# [WRITTEN EXERCISE]
Output every line exactly as written. Leave out pictures.

[Start INPUT]

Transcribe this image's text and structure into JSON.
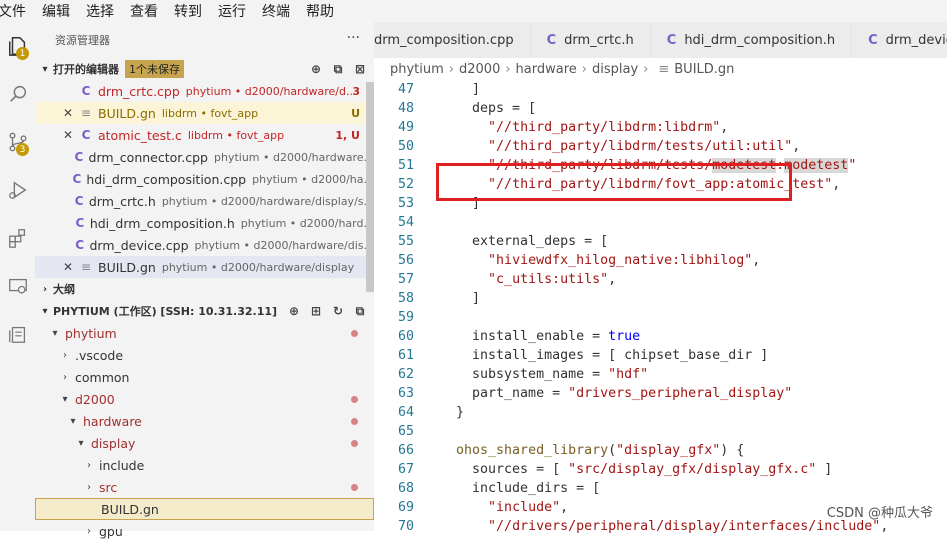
{
  "menu": [
    "文件",
    "编辑",
    "选择",
    "查看",
    "转到",
    "运行",
    "终端",
    "帮助"
  ],
  "activity": {
    "explorer_badge": "1",
    "scm_badge": "3"
  },
  "sidebar": {
    "title": "资源管理器",
    "open_editors_label": "打开的编辑器",
    "unsaved_label": "1个未保存",
    "open_editors": [
      {
        "name": "drm_crtc.cpp",
        "desc": "phytium • d2000/hardware/d...",
        "status": "3",
        "icon": "C"
      },
      {
        "name": "BUILD.gn",
        "desc": "libdrm • fovt_app",
        "status": "U",
        "icon": "≡"
      },
      {
        "name": "atomic_test.c",
        "desc": "libdrm • fovt_app",
        "status": "1, U",
        "icon": "C"
      },
      {
        "name": "drm_connector.cpp",
        "desc": "phytium • d2000/hardware...",
        "status": "",
        "icon": "C"
      },
      {
        "name": "hdi_drm_composition.cpp",
        "desc": "phytium • d2000/ha...",
        "status": "",
        "icon": "C"
      },
      {
        "name": "drm_crtc.h",
        "desc": "phytium • d2000/hardware/display/s...",
        "status": "",
        "icon": "C"
      },
      {
        "name": "hdi_drm_composition.h",
        "desc": "phytium • d2000/hard...",
        "status": "",
        "icon": "C"
      },
      {
        "name": "drm_device.cpp",
        "desc": "phytium • d2000/hardware/dis...",
        "status": "",
        "icon": "C"
      },
      {
        "name": "BUILD.gn",
        "desc": "phytium • d2000/hardware/display",
        "status": "",
        "icon": "≡"
      }
    ],
    "outline_label": "大纲",
    "workspace_label": "PHYTIUM (工作区) [SSH: 10.31.32.11]",
    "tree": [
      {
        "name": "phytium",
        "depth": 0
      },
      {
        "name": ".vscode",
        "depth": 1
      },
      {
        "name": "common",
        "depth": 1
      },
      {
        "name": "d2000",
        "depth": 1
      },
      {
        "name": "hardware",
        "depth": 2
      },
      {
        "name": "display",
        "depth": 3
      },
      {
        "name": "include",
        "depth": 4
      },
      {
        "name": "src",
        "depth": 4
      },
      {
        "name": "BUILD.gn",
        "depth": 4
      },
      {
        "name": "gpu",
        "depth": 3
      }
    ]
  },
  "tabs": [
    {
      "name": "drm_composition.cpp",
      "icon": ""
    },
    {
      "name": "drm_crtc.h",
      "icon": "C"
    },
    {
      "name": "hdi_drm_composition.h",
      "icon": "C"
    },
    {
      "name": "drm_device",
      "icon": "C"
    }
  ],
  "breadcrumb": [
    "phytium",
    "d2000",
    "hardware",
    "display",
    "BUILD.gn"
  ],
  "code": [
    {
      "n": "47",
      "t": "    ]"
    },
    {
      "n": "48",
      "t": "    deps = ["
    },
    {
      "n": "49",
      "t": "      \"//third_party/libdrm:libdrm\","
    },
    {
      "n": "50",
      "t": "      \"//third_party/libdrm/tests/util:util\","
    },
    {
      "n": "51",
      "t": "      \"//third_party/libdrm/tests/modetest:modetest\""
    },
    {
      "n": "52",
      "t": "      \"//third_party/libdrm/fovt_app:atomic_test\","
    },
    {
      "n": "53",
      "t": "    ]"
    },
    {
      "n": "54",
      "t": ""
    },
    {
      "n": "55",
      "t": "    external_deps = ["
    },
    {
      "n": "56",
      "t": "      \"hiviewdfx_hilog_native:libhilog\","
    },
    {
      "n": "57",
      "t": "      \"c_utils:utils\","
    },
    {
      "n": "58",
      "t": "    ]"
    },
    {
      "n": "59",
      "t": ""
    },
    {
      "n": "60",
      "t": "    install_enable = true"
    },
    {
      "n": "61",
      "t": "    install_images = [ chipset_base_dir ]"
    },
    {
      "n": "62",
      "t": "    subsystem_name = \"hdf\""
    },
    {
      "n": "63",
      "t": "    part_name = \"drivers_peripheral_display\""
    },
    {
      "n": "64",
      "t": "  }"
    },
    {
      "n": "65",
      "t": ""
    },
    {
      "n": "66",
      "t": "  ohos_shared_library(\"display_gfx\") {"
    },
    {
      "n": "67",
      "t": "    sources = [ \"src/display_gfx/display_gfx.c\" ]"
    },
    {
      "n": "68",
      "t": "    include_dirs = ["
    },
    {
      "n": "69",
      "t": "      \"include\","
    },
    {
      "n": "70",
      "t": "      \"//drivers/peripheral/display/interfaces/include\","
    }
  ],
  "watermark": "CSDN @种瓜大爷"
}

[End INPUT]

# [ANSWER TO THIS PROBLEM]
Transcribe this image's text and structure into JSON.
{
  "menu": [
    "文件",
    "编辑",
    "选择",
    "查看",
    "转到",
    "运行",
    "终端",
    "帮助"
  ],
  "activity": {
    "explorer_badge": "1",
    "scm_badge": "3"
  },
  "sidebar": {
    "title": "资源管理器",
    "open_editors_label": "打开的编辑器",
    "unsaved_label": "1个未保存",
    "open_editors": [
      {
        "name": "drm_crtc.cpp",
        "desc": "phytium • d2000/hardware/d...",
        "status": "3",
        "icon": "C"
      },
      {
        "name": "BUILD.gn",
        "desc": "libdrm • fovt_app",
        "status": "U",
        "icon": "≡"
      },
      {
        "name": "atomic_test.c",
        "desc": "libdrm • fovt_app",
        "status": "1, U",
        "icon": "C"
      },
      {
        "name": "drm_connector.cpp",
        "desc": "phytium • d2000/hardware...",
        "status": "",
        "icon": "C"
      },
      {
        "name": "hdi_drm_composition.cpp",
        "desc": "phytium • d2000/ha...",
        "status": "",
        "icon": "C"
      },
      {
        "name": "drm_crtc.h",
        "desc": "phytium • d2000/hardware/display/s...",
        "status": "",
        "icon": "C"
      },
      {
        "name": "hdi_drm_composition.h",
        "desc": "phytium • d2000/hard...",
        "status": "",
        "icon": "C"
      },
      {
        "name": "drm_device.cpp",
        "desc": "phytium • d2000/hardware/dis...",
        "status": "",
        "icon": "C"
      },
      {
        "name": "BUILD.gn",
        "desc": "phytium • d2000/hardware/display",
        "status": "",
        "icon": "≡"
      }
    ],
    "outline_label": "大纲",
    "workspace_label": "PHYTIUM (工作区) [SSH: 10.31.32.11]",
    "tree": [
      {
        "name": "phytium",
        "depth": 0
      },
      {
        "name": ".vscode",
        "depth": 1
      },
      {
        "name": "common",
        "depth": 1
      },
      {
        "name": "d2000",
        "depth": 1
      },
      {
        "name": "hardware",
        "depth": 2
      },
      {
        "name": "display",
        "depth": 3
      },
      {
        "name": "include",
        "depth": 4
      },
      {
        "name": "src",
        "depth": 4
      },
      {
        "name": "BUILD.gn",
        "depth": 4
      },
      {
        "name": "gpu",
        "depth": 3
      }
    ]
  },
  "tabs": [
    {
      "name": "drm_composition.cpp",
      "icon": ""
    },
    {
      "name": "drm_crtc.h",
      "icon": "C"
    },
    {
      "name": "hdi_drm_composition.h",
      "icon": "C"
    },
    {
      "name": "drm_device",
      "icon": "C"
    }
  ],
  "breadcrumb": [
    "phytium",
    "d2000",
    "hardware",
    "display",
    "BUILD.gn"
  ],
  "code": [
    {
      "n": "47",
      "t": "    ]"
    },
    {
      "n": "48",
      "t": "    deps = ["
    },
    {
      "n": "49",
      "t": "      \"//third_party/libdrm:libdrm\","
    },
    {
      "n": "50",
      "t": "      \"//third_party/libdrm/tests/util:util\","
    },
    {
      "n": "51",
      "t": "      \"//third_party/libdrm/tests/modetest:modetest\""
    },
    {
      "n": "52",
      "t": "      \"//third_party/libdrm/fovt_app:atomic_test\","
    },
    {
      "n": "53",
      "t": "    ]"
    },
    {
      "n": "54",
      "t": ""
    },
    {
      "n": "55",
      "t": "    external_deps = ["
    },
    {
      "n": "56",
      "t": "      \"hiviewdfx_hilog_native:libhilog\","
    },
    {
      "n": "57",
      "t": "      \"c_utils:utils\","
    },
    {
      "n": "58",
      "t": "    ]"
    },
    {
      "n": "59",
      "t": ""
    },
    {
      "n": "60",
      "t": "    install_enable = true"
    },
    {
      "n": "61",
      "t": "    install_images = [ chipset_base_dir ]"
    },
    {
      "n": "62",
      "t": "    subsystem_name = \"hdf\""
    },
    {
      "n": "63",
      "t": "    part_name = \"drivers_peripheral_display\""
    },
    {
      "n": "64",
      "t": "  }"
    },
    {
      "n": "65",
      "t": ""
    },
    {
      "n": "66",
      "t": "  ohos_shared_library(\"display_gfx\") {"
    },
    {
      "n": "67",
      "t": "    sources = [ \"src/display_gfx/display_gfx.c\" ]"
    },
    {
      "n": "68",
      "t": "    include_dirs = ["
    },
    {
      "n": "69",
      "t": "      \"include\","
    },
    {
      "n": "70",
      "t": "      \"//drivers/peripheral/display/interfaces/include\","
    }
  ],
  "watermark": "CSDN @种瓜大爷"
}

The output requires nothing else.